### Aim
Find all lines in the listing that include the word "时不我待", then copy them.

### Entries provided
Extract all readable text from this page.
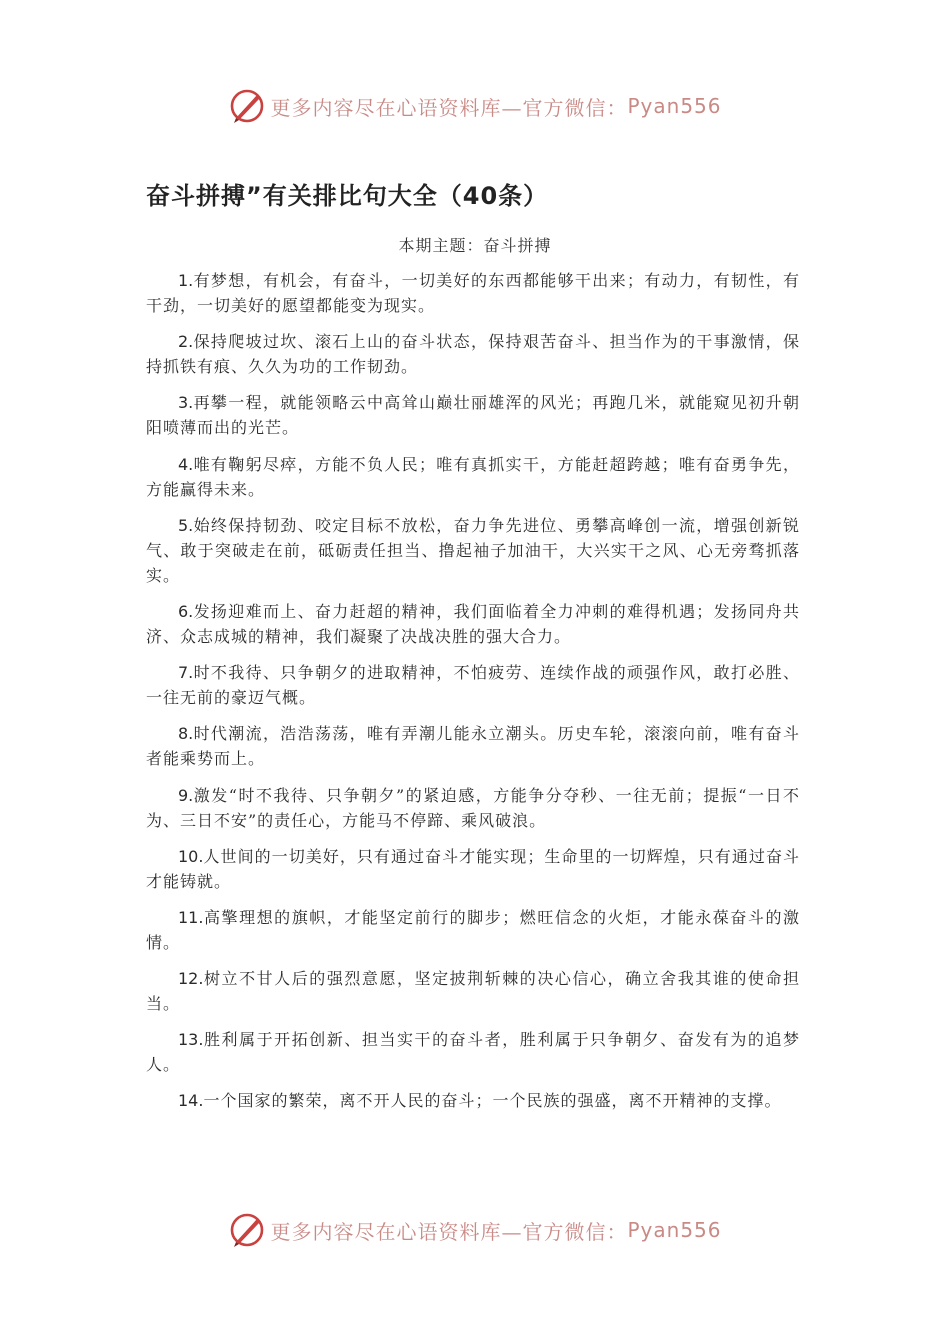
更多内容尽在心语资料库—官方微信： Pyan556
奋斗拼搏”有关排比句大全（40条）
本期主题：奋斗拼搏

1.有梦想，有机会，有奋斗，一切美好的东西都能够干出来；有动力，有韧性，有干劲，一切美好的愿望都能变为现实。

2.保持爬坡过坎、滚石上山的奋斗状态，保持艰苦奋斗、担当作为的干事激情，保持抓铁有痕、久久为功的工作韧劲。

3.再攀一程，就能领略云中高耸山巅壮丽雄浑的风光；再跑几米，就能窥见初升朝阳喷薄而出的光芒。

4.唯有鞠躬尽瘁，方能不负人民；唯有真抓实干，方能赶超跨越；唯有奋勇争先，方能赢得未来。

5.始终保持韧劲、咬定目标不放松，奋力争先进位、勇攀高峰创一流，增强创新锐气、敢于突破走在前，砥砺责任担当、撸起袖子加油干，大兴实干之风、心无旁骛抓落实。

6.发扬迎难而上、奋力赶超的精神，我们面临着全力冲刺的难得机遇；发扬同舟共济、众志成城的精神，我们凝聚了决战决胜的强大合力。

7.时不我待、只争朝夕的进取精神，不怕疲劳、连续作战的顽强作风，敢打必胜、一往无前的豪迈气概。

8.时代潮流，浩浩荡荡，唯有弄潮儿能永立潮头。历史车轮，滚滚向前，唯有奋斗者能乘势而上。

9.激发“时不我待、只争朝夕”的紧迫感，方能争分夺秒、一往无前；提振“一日不为、三日不安”的责任心，方能马不停蹄、乘风破浪。

10.人世间的一切美好，只有通过奋斗才能实现；生命里的一切辉煌，只有通过奋斗才能铸就。

11.高擎理想的旗帜，才能坚定前行的脚步；燃旺信念的火炬，才能永葆奋斗的激情。

12.树立不甘人后的强烈意愿，坚定披荆斩棘的决心信心，确立舍我其谁的使命担当。

13.胜利属于开拓创新、担当实干的奋斗者，胜利属于只争朝夕、奋发有为的追梦人。

14.一个国家的繁荣，离不开人民的奋斗；一个民族的强盛，离不开精神的支撑。

更多内容尽在心语资料库—官方微信： Pyan556
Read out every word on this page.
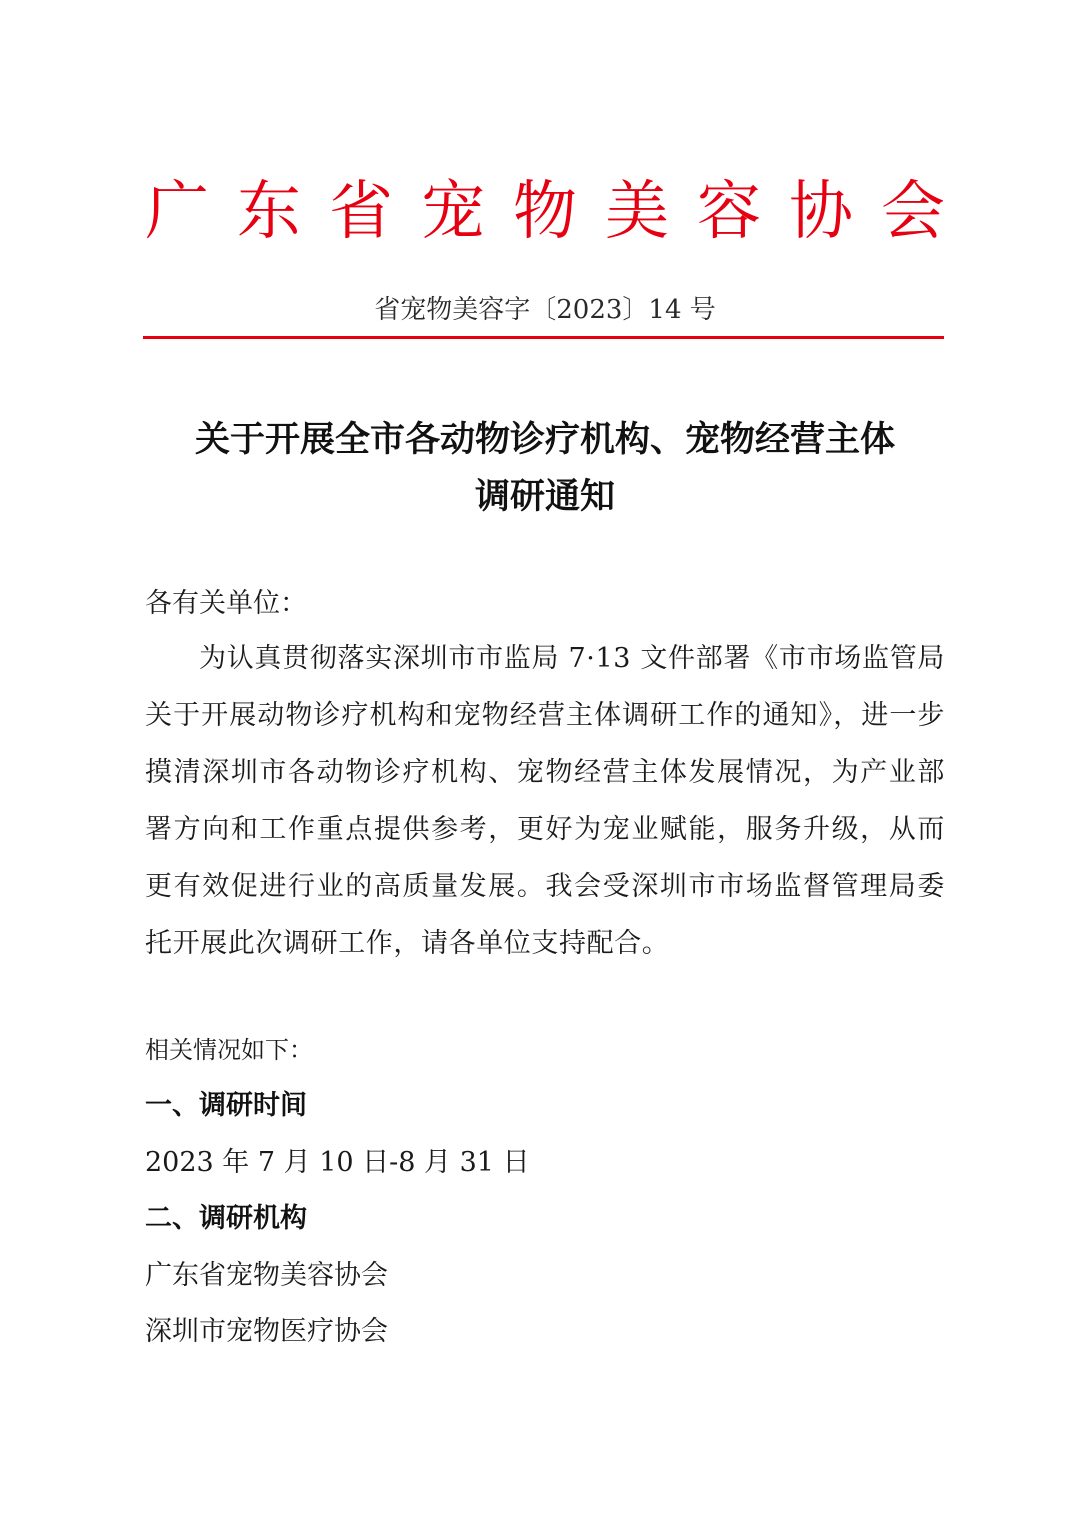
广 东 省 宠 物 美 容 协 会
省宠物美容字〔2023〕14 号
关于开展全市各动物诊疗机构、宠物经营主体
调研通知
各有关单位：
为认真贯彻落实深圳市市监局 7·13 文件部署《市市场监管局关于开展动物诊疗机构和宠物经营主体调研工作的通知》，进一步摸清深圳市各动物诊疗机构、宠物经营主体发展情况，为产业部署方向和工作重点提供参考，更好为宠业赋能，服务升级，从而更有效促进行业的高质量发展。我会受深圳市市场监督管理局委托开展此次调研工作，请各单位支持配合。
相关情况如下：
一、调研时间
2023 年 7 月 10 日-8 月 31 日
二、调研机构
广东省宠物美容协会
深圳市宠物医疗协会
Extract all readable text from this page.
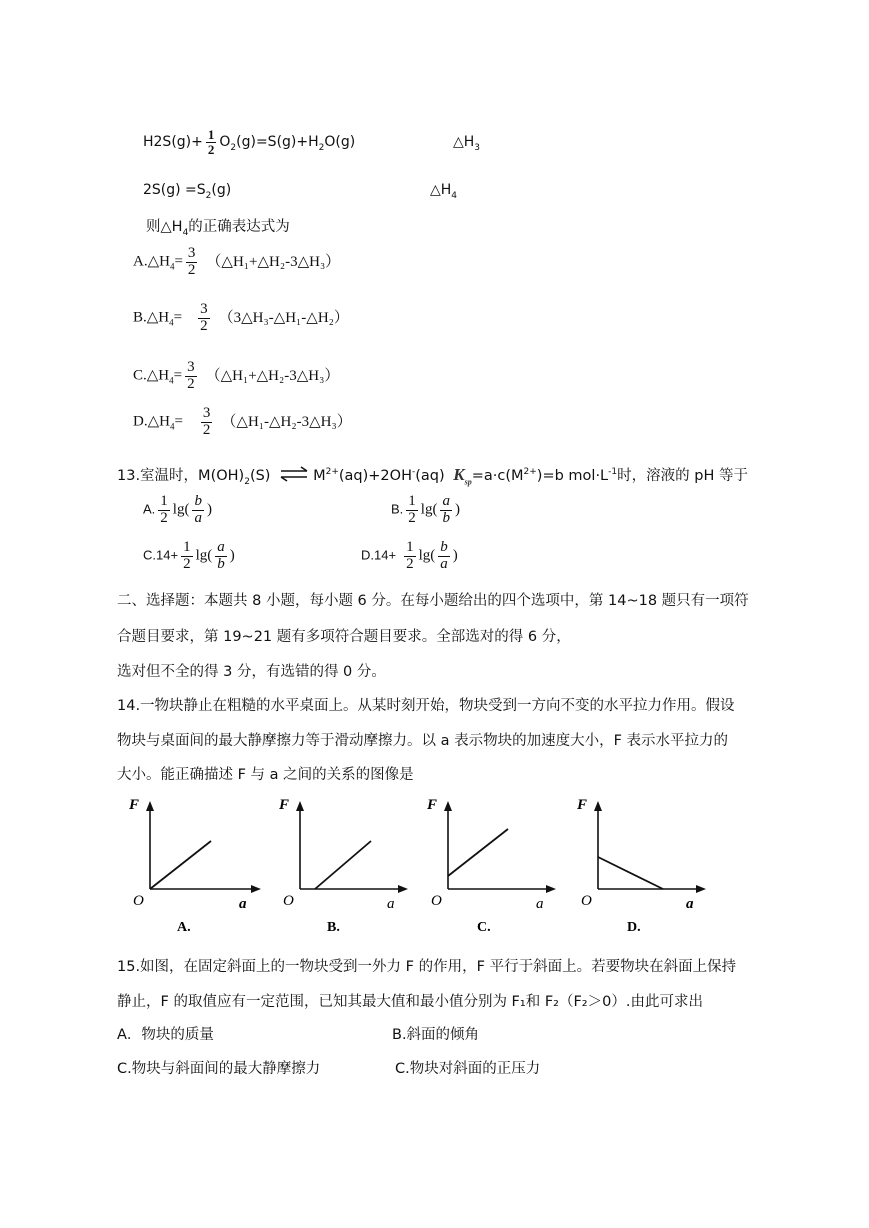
$H2S(g)+ \frac{1}{2} O_2(g)=S(g)+H_2O(g)$	$\triangle H_3$
$2S(g) =S_2(g)$	$\triangle H_4$
则$\triangle H_4$的正确表达式为
$A.\triangle H_4= \frac{3}{2}$ （△H₁+△H₂-3△H₃）
$B.\triangle H_4= \frac{3}{2}$ （3△H₃-△H₁-△H₂）
$C.\triangle H_4= \frac{3}{2}$ （△H₁+△H₂-3△H₃）
$D.\triangle H_4= \frac{3}{2}$ （△H₁-△H₂-3△H₃）
13.室温时，$M(OH)_2(S)$ ⇌ $M^{2+}(aq)+2OH^-(aq)$ $K_{sp}=a\cdot c(M^{2+})=b$ $mol\cdot L^{-1}$时，溶液的 pH 等于
A. $\frac{1}{2} \lg( \frac{b}{a}$ )	B. $\frac{1}{2} \lg( \frac{a}{b}$ )
$C.14+ \frac{1}{2} \lg( \frac{a}{b}$ )	$D.14+ \frac{1}{2} \lg( \frac{b}{a}$ )
二、选择题：本题共 8 小题，每小题 6 分。在每小题给出的四个选项中，第 14~18 题只有一项符
合题目要求，第 19~21 题有多项符合题目要求。全部选对的得 6 分，
选对但不全的得 3 分，有选错的得 0 分。
14.一物块静止在粗糙的水平桌面上。从某时刻开始，物块受到一方向不变的水平拉力作用。假设
物块与桌面间的最大静摩擦力等于滑动摩擦力。以 a 表示物块的加速度大小，F 表示水平拉力的
大小。能正确描述 F 与 a 之间的关系的图像是
F
O	a
A.
F
O	a
B.
F
O	a
C.
F
O	a
D.
15.如图，在固定斜面上的一物块受到一外力 F 的作用，F 平行于斜面上。若要物块在斜面上保持
静止，F 的取值应有一定范围，已知其最大值和最小值分别为 F₁和 F₂（F₂＞0）.由此可求出
A．物块的质量	B.斜面的倾角
C.物块与斜面间的最大静摩擦力	C.物块对斜面的正压力
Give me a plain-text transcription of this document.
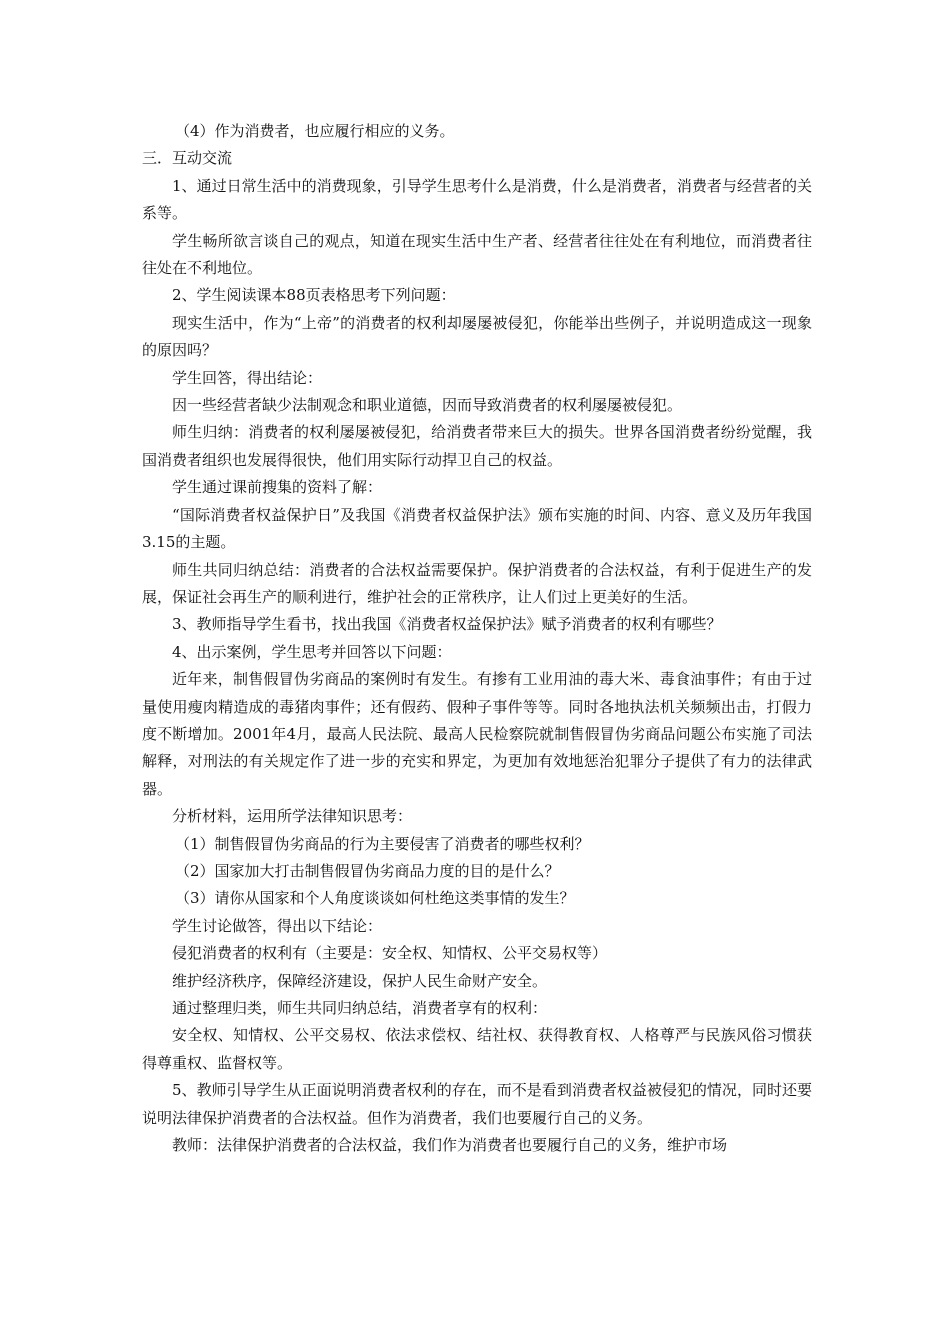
（4）作为消费者，也应履行相应的义务。

三．互动交流

1、通过日常生活中的消费现象，引导学生思考什么是消费，什么是消费者，消费者与经营者的关系等。

学生畅所欲言谈自己的观点，知道在现实生活中生产者、经营者往往处在有利地位，而消费者往往处在不利地位。

2、学生阅读课本88页表格思考下列问题：

现实生活中，作为“上帝”的消费者的权利却屡屡被侵犯，你能举出些例子，并说明造成这一现象的原因吗？

学生回答，得出结论：

因一些经营者缺少法制观念和职业道德，因而导致消费者的权利屡屡被侵犯。

师生归纳：消费者的权利屡屡被侵犯，给消费者带来巨大的损失。世界各国消费者纷纷觉醒，我国消费者组织也发展得很快，他们用实际行动捍卫自己的权益。

学生通过课前搜集的资料了解：

“国际消费者权益保护日”及我国《消费者权益保护法》颁布实施的时间、内容、意义及历年我国3.15的主题。

师生共同归纳总结：消费者的合法权益需要保护。保护消费者的合法权益，有利于促进生产的发展，保证社会再生产的顺利进行，维护社会的正常秩序，让人们过上更美好的生活。

3、教师指导学生看书，找出我国《消费者权益保护法》赋予消费者的权利有哪些？

4、出示案例，学生思考并回答以下问题：

近年来，制售假冒伪劣商品的案例时有发生。有掺有工业用油的毒大米、毒食油事件；有由于过量使用瘦肉精造成的毒猪肉事件；还有假药、假种子事件等等。同时各地执法机关频频出击，打假力度不断增加。2001年4月，最高人民法院、最高人民检察院就制售假冒伪劣商品问题公布实施了司法解释，对刑法的有关规定作了进一步的充实和界定，为更加有效地惩治犯罪分子提供了有力的法律武器。

分析材料，运用所学法律知识思考：

（1）制售假冒伪劣商品的行为主要侵害了消费者的哪些权利？

（2）国家加大打击制售假冒伪劣商品力度的目的是什么？

（3）请你从国家和个人角度谈谈如何杜绝这类事情的发生？

学生讨论做答，得出以下结论：

侵犯消费者的权利有（主要是：安全权、知情权、公平交易权等）

维护经济秩序，保障经济建设，保护人民生命财产安全。

通过整理归类，师生共同归纳总结，消费者享有的权利：

安全权、知情权、公平交易权、依法求偿权、结社权、获得教育权、人格尊严与民族风俗习惯获得尊重权、监督权等。

5、教师引导学生从正面说明消费者权利的存在，而不是看到消费者权益被侵犯的情况，同时还要说明法律保护消费者的合法权益。但作为消费者，我们也要履行自己的义务。

教师：法律保护消费者的合法权益，我们作为消费者也要履行自己的义务，维护市场
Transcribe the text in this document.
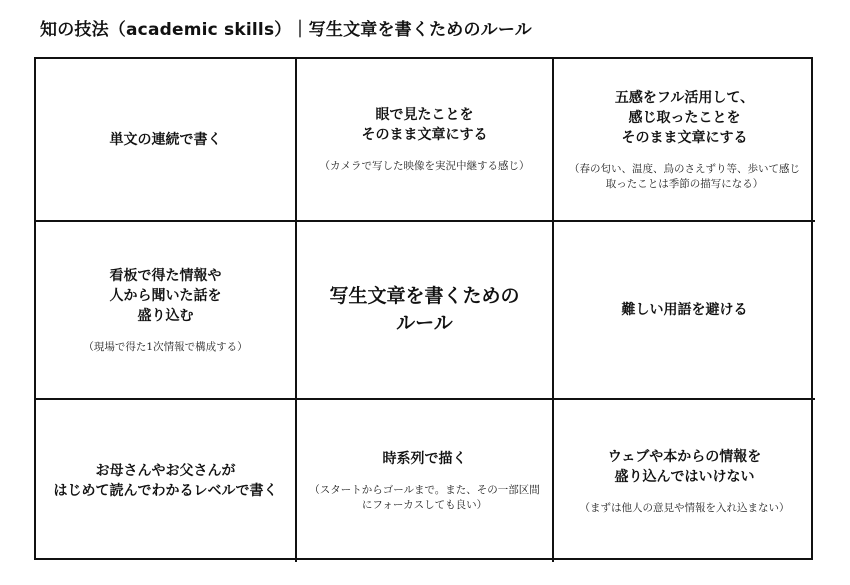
知の技法（academic skills）｜写生文章を書くためのルール
単文の連続で書く
眼で見たことを
そのまま文章にする
（カメラで写した映像を実況中継する感じ）
五感をフル活用して、
感じ取ったことを
そのまま文章にする
（春の匂い、温度、鳥のさえずり等、歩いて感じ
取ったことは季節の描写になる）
看板で得た情報や
人から聞いた話を
盛り込む
（現場で得た1次情報で構成する）
写生文章を書くための
ルール
難しい用語を避ける
お母さんやお父さんが
はじめて読んでわかるレベルで書く
時系列で描く
（スタートからゴールまで。また、その一部区間
にフォーカスしても良い）
ウェブや本からの情報を
盛り込んではいけない
（まずは他人の意見や情報を入れ込まない）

### Written solution
7.时不我待、只争朝夕的进取精神，不怕疲劳、连续作战的顽强作风，敢打必胜、一往无前的豪迈气概。
9.激发“时不我待、只争朝夕”的紧迫感，方能争分夺秒、一往无前；提振“一日不为、三日不安”的责任心，方能马不停蹄、乘风破浪。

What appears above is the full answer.